Return every line below as is, leaving out the pictures.

====== RAW DATA

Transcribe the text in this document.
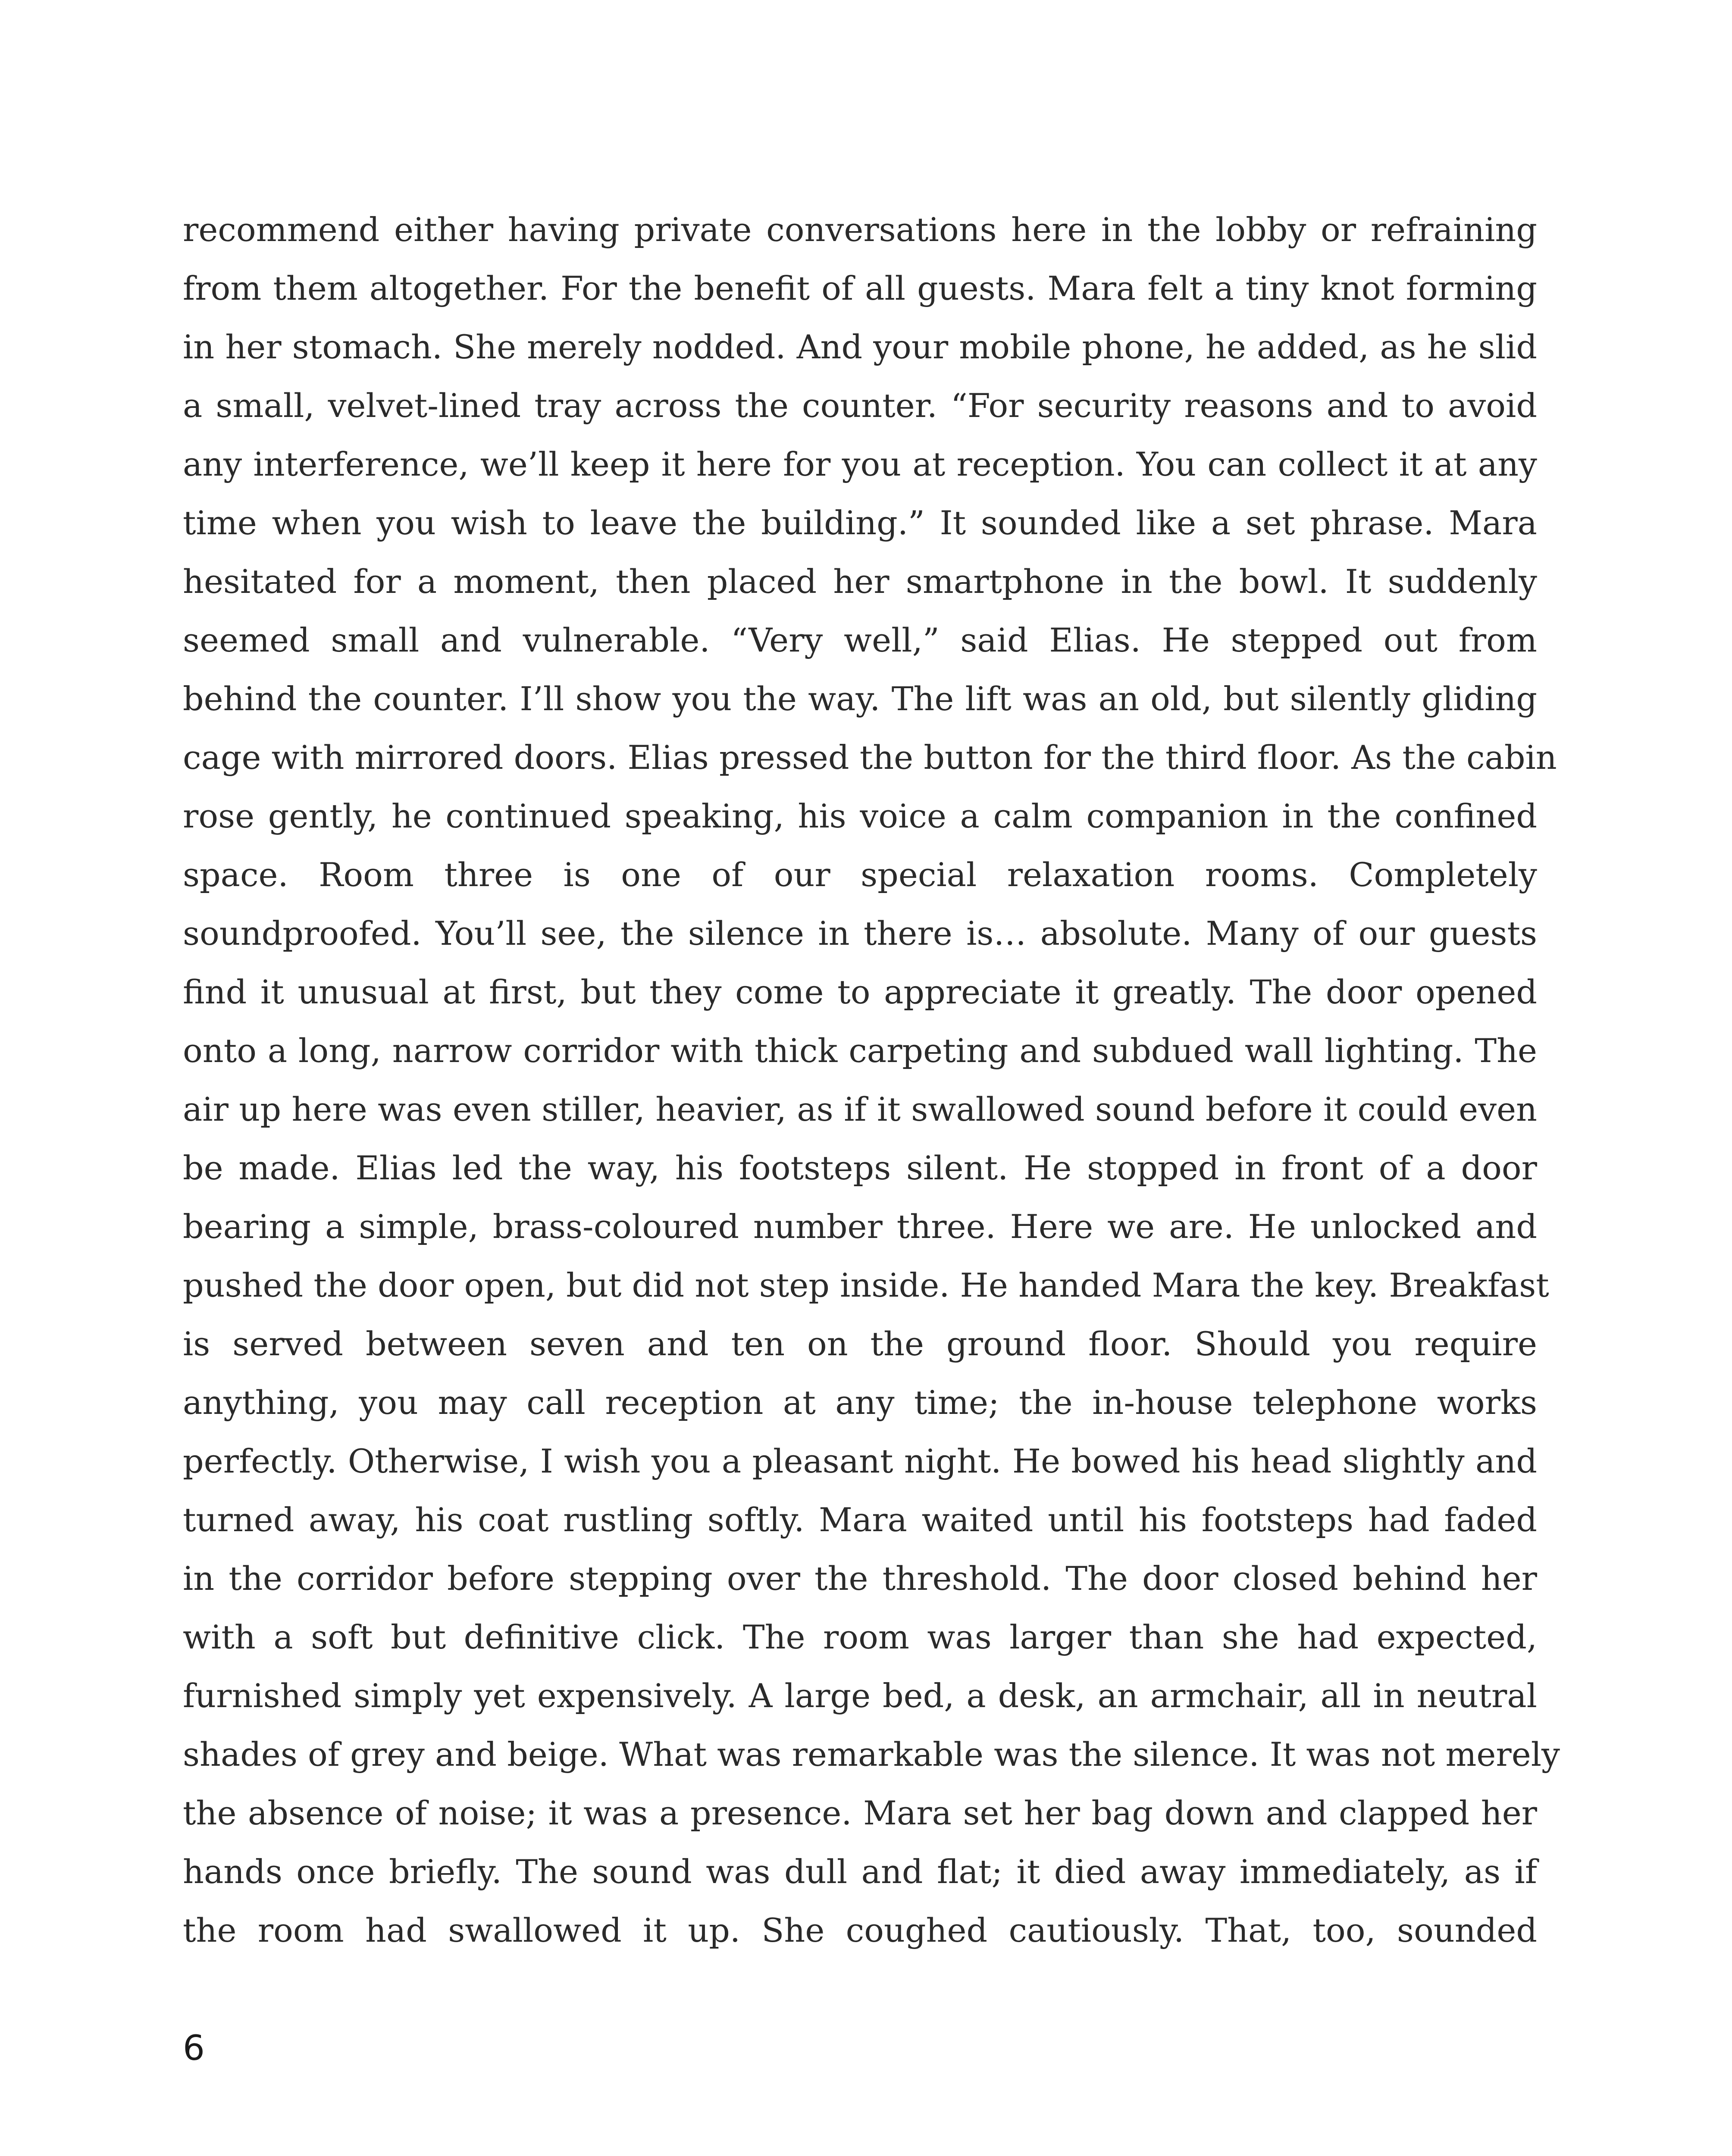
recommend either having private conversations here in the lobby or refraining
from them altogether. For the benefit of all guests. Mara felt a tiny knot forming
in her stomach. She merely nodded. And your mobile phone, he added, as he slid
a small, velvet-lined tray across the counter. “For security reasons and to avoid
any interference, we’ll keep it here for you at reception. You can collect it at any
time when you wish to leave the building.” It sounded like a set phrase. Mara
hesitated for a moment, then placed her smartphone in the bowl. It suddenly
seemed small and vulnerable. “Very well,” said Elias. He stepped out from
behind the counter. I’ll show you the way. The lift was an old, but silently gliding
cage with mirrored doors. Elias pressed the button for the third floor. As the cabin
rose gently, he continued speaking, his voice a calm companion in the confined
space. Room three is one of our special relaxation rooms. Completely
soundproofed. You’ll see, the silence in there is… absolute. Many of our guests
find it unusual at first, but they come to appreciate it greatly. The door opened
onto a long, narrow corridor with thick carpeting and subdued wall lighting. The
air up here was even stiller, heavier, as if it swallowed sound before it could even
be made. Elias led the way, his footsteps silent. He stopped in front of a door
bearing a simple, brass-coloured number three. Here we are. He unlocked and
pushed the door open, but did not step inside. He handed Mara the key. Breakfast
is served between seven and ten on the ground floor. Should you require
anything, you may call reception at any time; the in-house telephone works
perfectly. Otherwise, I wish you a pleasant night. He bowed his head slightly and
turned away, his coat rustling softly. Mara waited until his footsteps had faded
in the corridor before stepping over the threshold. The door closed behind her
with a soft but definitive click. The room was larger than she had expected,
furnished simply yet expensively. A large bed, a desk, an armchair, all in neutral
shades of grey and beige. What was remarkable was the silence. It was not merely
the absence of noise; it was a presence. Mara set her bag down and clapped her
hands once briefly. The sound was dull and flat; it died away immediately, as if
the room had swallowed it up. She coughed cautiously. That, too, sounded
6
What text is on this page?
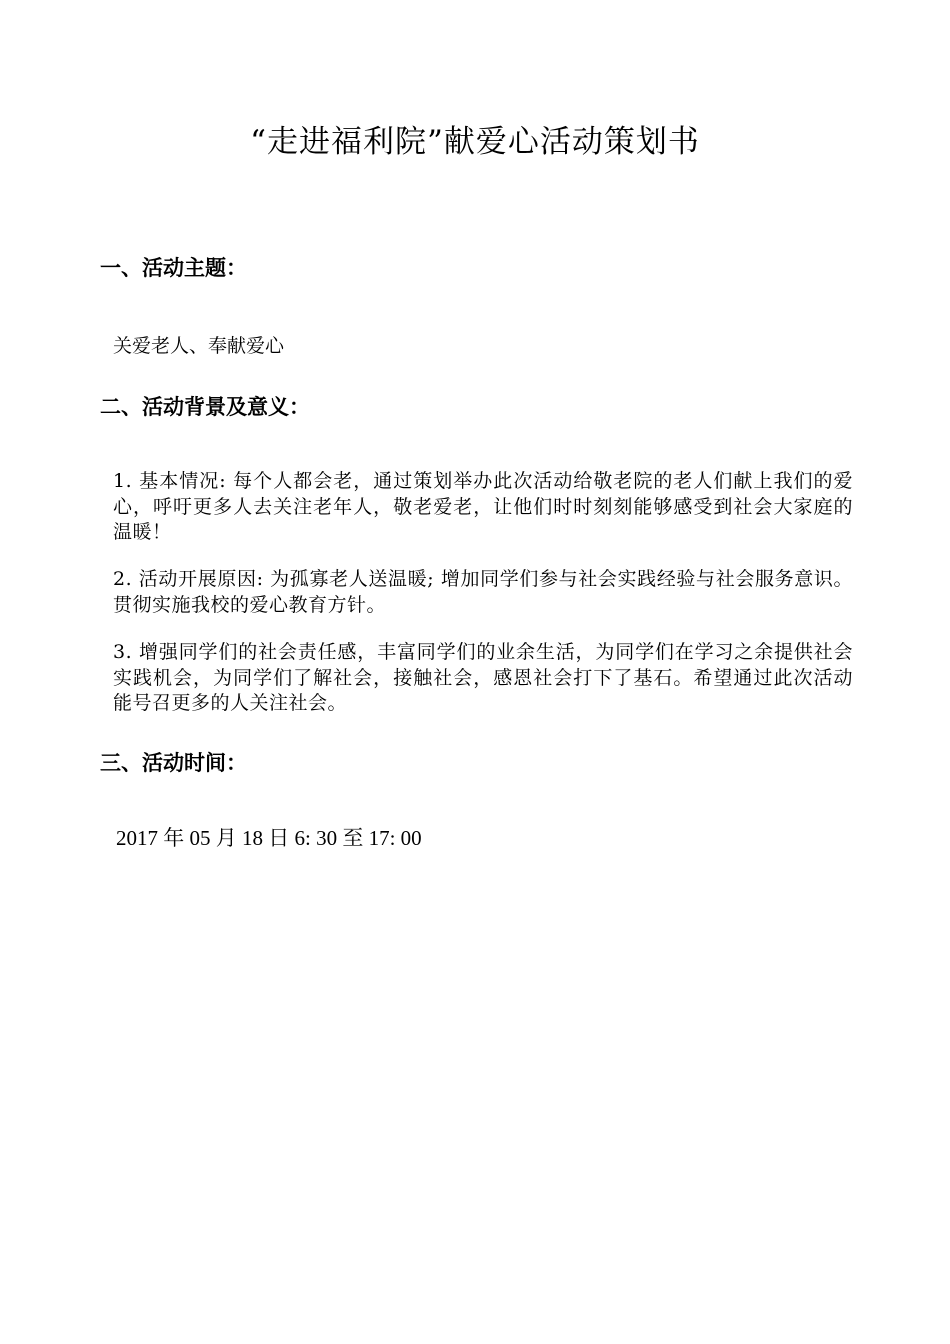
“走进福利院”献爱心活动策划书
一、活动主题：

关爱老人、奉献爱心

二、活动背景及意义：

1. 基本情况: 每个人都会老，通过策划举办此次活动给敬老院的老人们献上我们的爱心，呼吁更多人去关注老年人，敬老爱老，让他们时时刻刻能够感受到社会大家庭的温暖！

2. 活动开展原因: 为孤寡老人送温暖; 增加同学们参与社会实践经验与社会服务意识。贯彻实施我校的爱心教育方针。

3. 增强同学们的社会责任感，丰富同学们的业余生活，为同学们在学习之余提供社会实践机会，为同学们了解社会，接触社会，感恩社会打下了基石。希望通过此次活动能号召更多的人关注社会。

三、活动时间：

2017 年 05 月 18 日 6: 30 至 17: 00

============

SOLUTION TO THIS EXERCISE:
Transcribe the text in this document.
recommend either having private conversations here in the lobby or refraining
from them altogether. For the benefit of all guests. Mara felt a tiny knot forming
in her stomach. She merely nodded. And your mobile phone, he added, as he slid
a small, velvet-lined tray across the counter. “For security reasons and to avoid
any interference, we’ll keep it here for you at reception. You can collect it at any
time when you wish to leave the building.” It sounded like a set phrase. Mara
hesitated for a moment, then placed her smartphone in the bowl. It suddenly
seemed small and vulnerable. “Very well,” said Elias. He stepped out from
behind the counter. I’ll show you the way. The lift was an old, but silently gliding
cage with mirrored doors. Elias pressed the button for the third floor. As the cabin
rose gently, he continued speaking, his voice a calm companion in the confined
space. Room three is one of our special relaxation rooms. Completely
soundproofed. You’ll see, the silence in there is… absolute. Many of our guests
find it unusual at first, but they come to appreciate it greatly. The door opened
onto a long, narrow corridor with thick carpeting and subdued wall lighting. The
air up here was even stiller, heavier, as if it swallowed sound before it could even
be made. Elias led the way, his footsteps silent. He stopped in front of a door
bearing a simple, brass-coloured number three. Here we are. He unlocked and
pushed the door open, but did not step inside. He handed Mara the key. Breakfast
is served between seven and ten on the ground floor. Should you require
anything, you may call reception at any time; the in-house telephone works
perfectly. Otherwise, I wish you a pleasant night. He bowed his head slightly and
turned away, his coat rustling softly. Mara waited until his footsteps had faded
in the corridor before stepping over the threshold. The door closed behind her
with a soft but definitive click. The room was larger than she had expected,
furnished simply yet expensively. A large bed, a desk, an armchair, all in neutral
shades of grey and beige. What was remarkable was the silence. It was not merely
the absence of noise; it was a presence. Mara set her bag down and clapped her
hands once briefly. The sound was dull and flat; it died away immediately, as if
the room had swallowed it up. She coughed cautiously. That, too, sounded
6
What text is on this page?
“走进福利院”献爱心活动策划书
一、活动主题：

关爱老人、奉献爱心

二、活动背景及意义：

1. 基本情况: 每个人都会老，通过策划举办此次活动给敬老院的老人们献上我们的爱心，呼吁更多人去关注老年人，敬老爱老，让他们时时刻刻能够感受到社会大家庭的温暖！

2. 活动开展原因: 为孤寡老人送温暖; 增加同学们参与社会实践经验与社会服务意识。贯彻实施我校的爱心教育方针。

3. 增强同学们的社会责任感，丰富同学们的业余生活，为同学们在学习之余提供社会实践机会，为同学们了解社会，接触社会，感恩社会打下了基石。希望通过此次活动能号召更多的人关注社会。

三、活动时间：

2017 年 05 月 18 日 6: 30 至 17: 00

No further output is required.